Pick out every line of the listing below that contains the string "value".

(Visual layout listing)
## Begin

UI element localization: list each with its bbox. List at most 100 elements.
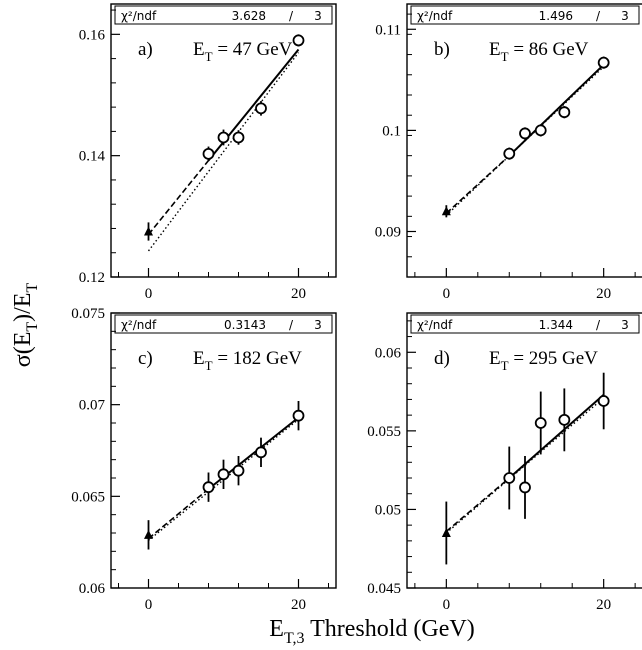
y-tick-label: 0.14 (79, 149, 106, 165)
panel-2: χ²/ndf 1.496 / 3 b) ET = 86 GeV 0.09 0.1 0.11 0 20 (375, 3, 642, 302)
ndf-value: 3 (621, 318, 629, 332)
chi2-value: 0.3143 (224, 318, 266, 332)
data-point (202, 147, 215, 160)
y-axis-title: σ(ET)/ET (10, 283, 41, 368)
ndf-value: 3 (621, 9, 629, 23)
data-point (292, 34, 305, 47)
triangle-point (144, 226, 153, 236)
x-tick-label: 20 (596, 597, 611, 613)
x-tick-label: 20 (596, 286, 611, 302)
data-point (519, 481, 531, 494)
y-axis-title-main: σ(E (10, 332, 36, 368)
data-point (503, 472, 516, 484)
triangle-point (441, 206, 451, 216)
data-point (202, 481, 215, 494)
plot-frame (110, 312, 337, 589)
stats-box: χ²/ndf 0.3143 / 3 (114, 314, 333, 334)
stats-box: χ²/ndf 1.344 / 3 (410, 314, 640, 334)
data-point (217, 468, 230, 481)
y-axis-title-rest: )/E (10, 293, 36, 322)
plot-frame (406, 3, 642, 278)
data-point (597, 395, 610, 407)
plot-frame (406, 312, 642, 589)
chi2-label: χ²/ndf (417, 318, 453, 332)
x-axis-title-sub: T,3 (284, 630, 305, 647)
y-axis-title-sub: T (24, 322, 41, 332)
energy-label-value: = 295 GeV (509, 348, 599, 369)
energy-label: ET = 295 GeV (489, 348, 598, 373)
chi2-slash: / (596, 9, 601, 23)
x-tick-label: 20 (291, 597, 306, 613)
chi2-slash: / (289, 318, 294, 332)
y-tick-label: 0.1 (382, 123, 401, 139)
energy-label-sub: T (501, 49, 509, 64)
y-tick-label: 0.075 (71, 306, 105, 322)
energy-label-value: = 182 GeV (213, 348, 303, 369)
ndf-value: 3 (314, 9, 322, 23)
chi2-value: 1.496 (539, 9, 573, 23)
fit-solid-line (508, 393, 605, 479)
fit-dotted-line (147, 52, 300, 252)
data-point (534, 417, 547, 429)
triangle-point (441, 528, 451, 537)
data-point (255, 102, 267, 115)
fit-dashed-line (147, 160, 210, 236)
data-point (519, 127, 531, 140)
panel-letter: d) (434, 348, 450, 369)
y-tick-label: 0.12 (79, 270, 105, 286)
y-tick-label: 0.045 (367, 581, 401, 597)
chi2-value: 1.344 (539, 318, 573, 332)
stats-box-border (410, 314, 640, 334)
panel-letter: c) (138, 348, 153, 369)
chi2-slash: / (596, 318, 601, 332)
fit-dashed-line (147, 488, 210, 540)
energy-label-main: E (489, 39, 501, 60)
chi2-label: χ²/ndf (121, 318, 157, 332)
data-point (597, 56, 610, 69)
energy-label-main: E (193, 39, 205, 60)
panel-4: χ²/ndf 1.344 / 3 d) ET = 295 GeV 0.045 0.05 0.05… (367, 312, 642, 613)
x-axis-title: ET,3 Threshold (GeV) (269, 616, 474, 647)
fit-solid-line (508, 63, 605, 157)
energy-label-sub: T (205, 358, 213, 373)
y-tick-label: 0.11 (375, 22, 401, 38)
y-tick-label: 0.055 (367, 424, 401, 440)
chi2-label: χ²/ndf (121, 9, 157, 23)
data-point (255, 446, 267, 459)
y-tick-label: 0.05 (375, 502, 401, 518)
data-point (232, 464, 245, 477)
x-tick-label: 0 (145, 597, 153, 613)
x-tick-label: 0 (443, 286, 451, 302)
data-point (292, 409, 305, 422)
panel-letter: b) (434, 39, 450, 60)
stats-box: χ²/ndf 1.496 / 3 (410, 5, 640, 25)
fit-dashed-line (445, 155, 510, 214)
x-tick-label: 0 (145, 286, 153, 302)
energy-label-main: E (489, 348, 501, 369)
energy-label-value: = 47 GeV (213, 39, 293, 60)
y-tick-label: 0.09 (375, 225, 401, 241)
fit-dotted-line (445, 397, 605, 534)
panel-letter: a) (138, 39, 153, 60)
y-tick-label: 0.07 (79, 398, 106, 414)
energy-label-main: E (193, 348, 205, 369)
fit-dashed-line (445, 477, 510, 533)
chi2-slash: / (289, 9, 294, 23)
chi2-value: 3.628 (232, 9, 266, 23)
stats-box-border (114, 5, 333, 25)
data-point (558, 413, 571, 426)
energy-label-sub: T (205, 49, 213, 64)
y-axis-title-sub2: T (24, 283, 41, 293)
triangle-point (144, 529, 153, 539)
x-axis-title-main: E (269, 616, 284, 642)
y-tick-label: 0.16 (79, 27, 106, 43)
fit-solid-line (207, 48, 300, 162)
y-tick-label: 0.065 (71, 489, 105, 505)
chi2-label: χ²/ndf (417, 9, 453, 23)
y-tick-label: 0.06 (79, 581, 106, 597)
energy-label: ET = 86 GeV (489, 39, 589, 64)
x-tick-label: 20 (291, 286, 306, 302)
data-point (503, 147, 516, 160)
x-axis-title-rest: Threshold (GeV) (305, 616, 475, 642)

## End

# Result of the task
ndf-value: 3 (621, 318, 629, 332)
chi2-value: 0.3143 (224, 318, 266, 332)
ndf-value: 3 (621, 9, 629, 23)
energy-label-value: = 295 GeV (509, 348, 599, 369)
energy-label-value: = 182 GeV (213, 348, 303, 369)
ndf-value: 3 (314, 9, 322, 23)
chi2-value: 1.496 (539, 9, 573, 23)
chi2-value: 1.344 (539, 318, 573, 332)
energy-label-value: = 47 GeV (213, 39, 293, 60)
chi2-value: 3.628 (232, 9, 266, 23)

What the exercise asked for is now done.